• _EXERCISE GOAL_: Report how many lines contain "name". The answer is a single number.

Dataset listings of figures
####

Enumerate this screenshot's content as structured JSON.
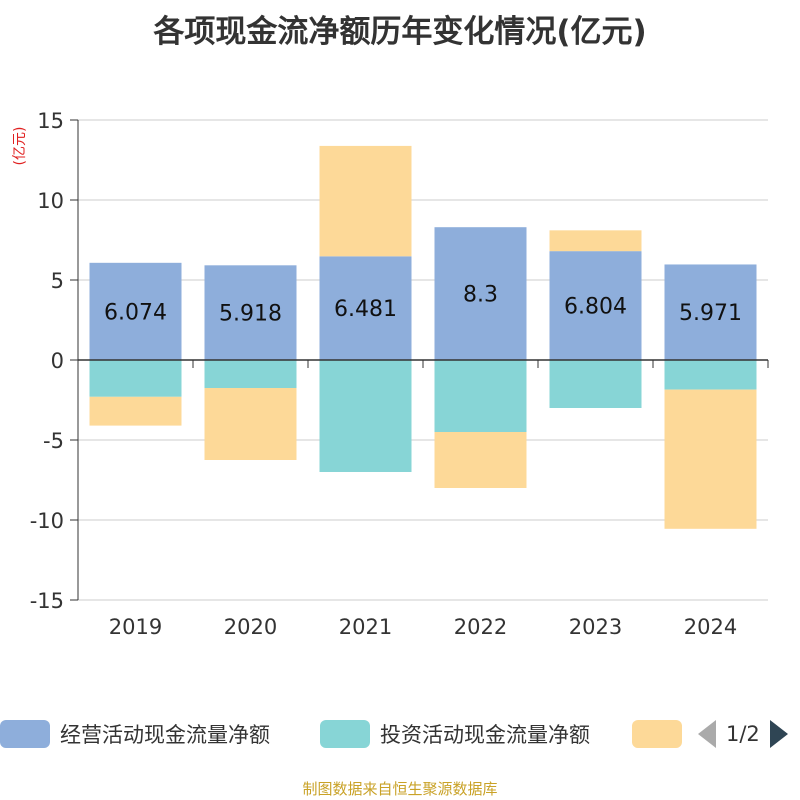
{
  "title": "各项现金流净额历年变化情况(亿元)",
  "chart_data": {
    "type": "bar",
    "stacked": true,
    "ylabel": "(亿元)",
    "ylim": [
      -15,
      15
    ],
    "yticks": [
      15,
      10,
      5,
      0,
      -5,
      -10,
      -15
    ],
    "ytick_labels": [
      "15",
      "10",
      "5",
      "0",
      "-5",
      "-10",
      "-15"
    ],
    "categories": [
      "2019",
      "2020",
      "2021",
      "2022",
      "2023",
      "2024"
    ],
    "grid": true,
    "legend_position": "bottom",
    "series": [
      {
        "name": "经营活动现金流量净额",
        "color": "#8eaedb",
        "values": [
          6.074,
          5.918,
          6.481,
          8.3,
          6.804,
          5.971
        ],
        "labels": [
          "6.074",
          "5.918",
          "6.481",
          "8.3",
          "6.804",
          "5.971"
        ]
      },
      {
        "name": "投资活动现金流量净额",
        "color": "#87d5d6",
        "values": [
          -2.3,
          -1.75,
          -7.0,
          -4.5,
          -3.0,
          -1.85
        ]
      },
      {
        "name": "",
        "color": "#fdd998",
        "values": [
          -1.8,
          -4.5,
          6.9,
          -3.5,
          1.3,
          -8.7
        ]
      }
    ]
  },
  "legend": {
    "page_text": "1/2"
  },
  "source_note": "制图数据来自恒生聚源数据库"
}
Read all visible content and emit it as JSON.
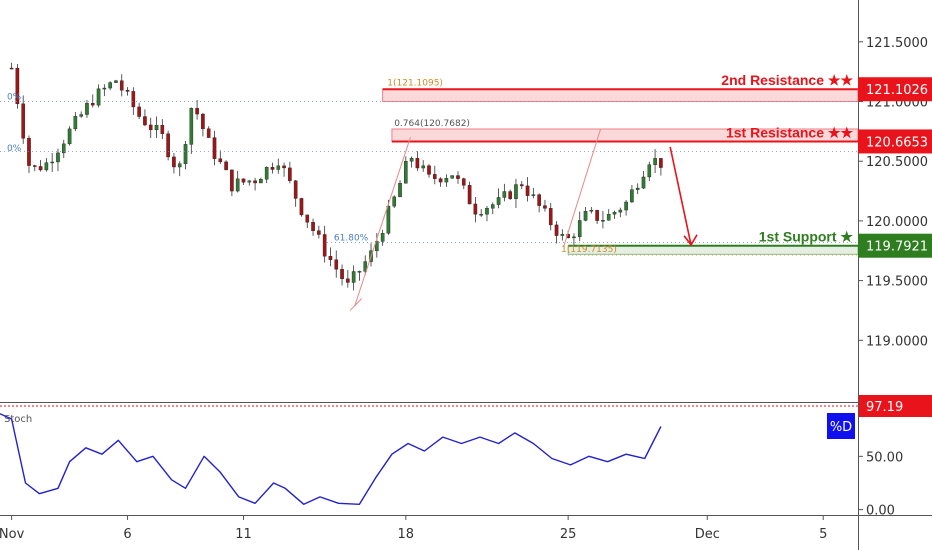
{
  "chart_data": {
    "type": "candlestick",
    "price_axis": {
      "ticks": [
        "121.5000",
        "121.0000",
        "120.5000",
        "120.0000",
        "119.5000",
        "119.0000"
      ],
      "tick_values": [
        121.5,
        121.0,
        120.5,
        120.0,
        119.5,
        119.0
      ],
      "range": [
        118.5,
        121.85
      ]
    },
    "time_axis": {
      "labels": [
        "Nov",
        "6",
        "11",
        "18",
        "25",
        "Dec",
        "5"
      ],
      "day_index": [
        0,
        5,
        10,
        17,
        24,
        30,
        35
      ],
      "range": [
        -0.5,
        36.5
      ]
    },
    "levels": [
      {
        "name": "2nd Resistance",
        "stars": "★★",
        "value": 121.1026,
        "value_label": "121.1026",
        "color": "#e8131b",
        "zone": [
          121.0,
          121.1026
        ]
      },
      {
        "name": "1st Resistance",
        "stars": "★★",
        "value": 120.6653,
        "value_label": "120.6653",
        "color": "#e8131b",
        "zone": [
          120.6653,
          120.77
        ]
      },
      {
        "name": "1st Support",
        "stars": "★",
        "value": 119.7921,
        "value_label": "119.7921",
        "color": "#2e7d1f",
        "zone": [
          119.72,
          119.7921
        ]
      }
    ],
    "fib_annotations": [
      {
        "text": "1(121.1095)",
        "day": 16.2,
        "price": 121.1095,
        "color": "#d08c2a"
      },
      {
        "text": "0.764(120.7682)",
        "day": 16.5,
        "price": 120.7682,
        "color": "#555555"
      },
      {
        "text": "61.80%",
        "day": 13.9,
        "price": 119.81,
        "color": "#4a7fc1"
      },
      {
        "text": "1(119.7135)",
        "day": 23.7,
        "price": 119.7135,
        "color": "#d08c2a"
      },
      {
        "text": "0%",
        "day": -0.2,
        "price": 120.99,
        "color": "#4a7fc1"
      },
      {
        "text": "0%",
        "day": -0.2,
        "price": 120.56,
        "color": "#4a7fc1"
      }
    ],
    "projection": {
      "color": "#e8131b",
      "points": [
        {
          "day": 28.4,
          "price": 120.62
        },
        {
          "day": 29.3,
          "price": 119.8
        }
      ]
    },
    "close_series": [
      {
        "day": 0.0,
        "price": 121.28
      },
      {
        "day": 0.8,
        "price": 120.42
      },
      {
        "day": 1.5,
        "price": 120.48
      },
      {
        "day": 2.5,
        "price": 120.75
      },
      {
        "day": 3.5,
        "price": 121.02
      },
      {
        "day": 4.5,
        "price": 121.18
      },
      {
        "day": 5.5,
        "price": 120.88
      },
      {
        "day": 6.5,
        "price": 120.7
      },
      {
        "day": 7.2,
        "price": 120.4
      },
      {
        "day": 7.8,
        "price": 121.0
      },
      {
        "day": 8.5,
        "price": 120.65
      },
      {
        "day": 9.5,
        "price": 120.3
      },
      {
        "day": 10.5,
        "price": 120.35
      },
      {
        "day": 11.5,
        "price": 120.52
      },
      {
        "day": 12.5,
        "price": 120.1
      },
      {
        "day": 13.5,
        "price": 119.75
      },
      {
        "day": 14.5,
        "price": 119.45
      },
      {
        "day": 15.5,
        "price": 119.72
      },
      {
        "day": 16.5,
        "price": 120.18
      },
      {
        "day": 17.2,
        "price": 120.55
      },
      {
        "day": 18.0,
        "price": 120.35
      },
      {
        "day": 19.0,
        "price": 120.4
      },
      {
        "day": 20.0,
        "price": 120.1
      },
      {
        "day": 21.0,
        "price": 120.15
      },
      {
        "day": 22.0,
        "price": 120.32
      },
      {
        "day": 23.0,
        "price": 120.05
      },
      {
        "day": 23.9,
        "price": 119.82
      },
      {
        "day": 24.8,
        "price": 120.05
      },
      {
        "day": 25.6,
        "price": 120.02
      },
      {
        "day": 26.5,
        "price": 120.15
      },
      {
        "day": 27.5,
        "price": 120.52
      },
      {
        "day": 28.1,
        "price": 120.48
      }
    ],
    "oscillator": {
      "name": "Stoch",
      "label": "%D",
      "label_color": "#1010ee",
      "overbought": 97.19,
      "overbought_label": "97.19",
      "overbought_color": "#e8131b",
      "ticks": [
        "50.00",
        "0.00"
      ],
      "tick_values": [
        50,
        0
      ],
      "range": [
        -5,
        100
      ],
      "line_color": "#2222cc",
      "series": [
        {
          "day": -0.5,
          "value": 90
        },
        {
          "day": 0.0,
          "value": 85
        },
        {
          "day": 0.6,
          "value": 25
        },
        {
          "day": 1.2,
          "value": 15
        },
        {
          "day": 2.0,
          "value": 20
        },
        {
          "day": 2.5,
          "value": 45
        },
        {
          "day": 3.2,
          "value": 58
        },
        {
          "day": 3.9,
          "value": 52
        },
        {
          "day": 4.6,
          "value": 65
        },
        {
          "day": 5.4,
          "value": 45
        },
        {
          "day": 6.1,
          "value": 50
        },
        {
          "day": 6.9,
          "value": 28
        },
        {
          "day": 7.5,
          "value": 20
        },
        {
          "day": 8.3,
          "value": 50
        },
        {
          "day": 9.0,
          "value": 35
        },
        {
          "day": 9.8,
          "value": 12
        },
        {
          "day": 10.5,
          "value": 6
        },
        {
          "day": 11.3,
          "value": 25
        },
        {
          "day": 11.8,
          "value": 20
        },
        {
          "day": 12.6,
          "value": 5
        },
        {
          "day": 13.3,
          "value": 12
        },
        {
          "day": 14.1,
          "value": 6
        },
        {
          "day": 15.0,
          "value": 5
        },
        {
          "day": 15.7,
          "value": 30
        },
        {
          "day": 16.4,
          "value": 52
        },
        {
          "day": 17.1,
          "value": 62
        },
        {
          "day": 17.8,
          "value": 55
        },
        {
          "day": 18.6,
          "value": 68
        },
        {
          "day": 19.4,
          "value": 62
        },
        {
          "day": 20.2,
          "value": 68
        },
        {
          "day": 21.0,
          "value": 62
        },
        {
          "day": 21.7,
          "value": 72
        },
        {
          "day": 22.5,
          "value": 62
        },
        {
          "day": 23.3,
          "value": 48
        },
        {
          "day": 24.1,
          "value": 42
        },
        {
          "day": 24.9,
          "value": 50
        },
        {
          "day": 25.7,
          "value": 45
        },
        {
          "day": 26.5,
          "value": 52
        },
        {
          "day": 27.3,
          "value": 48
        },
        {
          "day": 28.0,
          "value": 78
        }
      ]
    }
  }
}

####

• _REPLY TO THE EXERCISE_: 7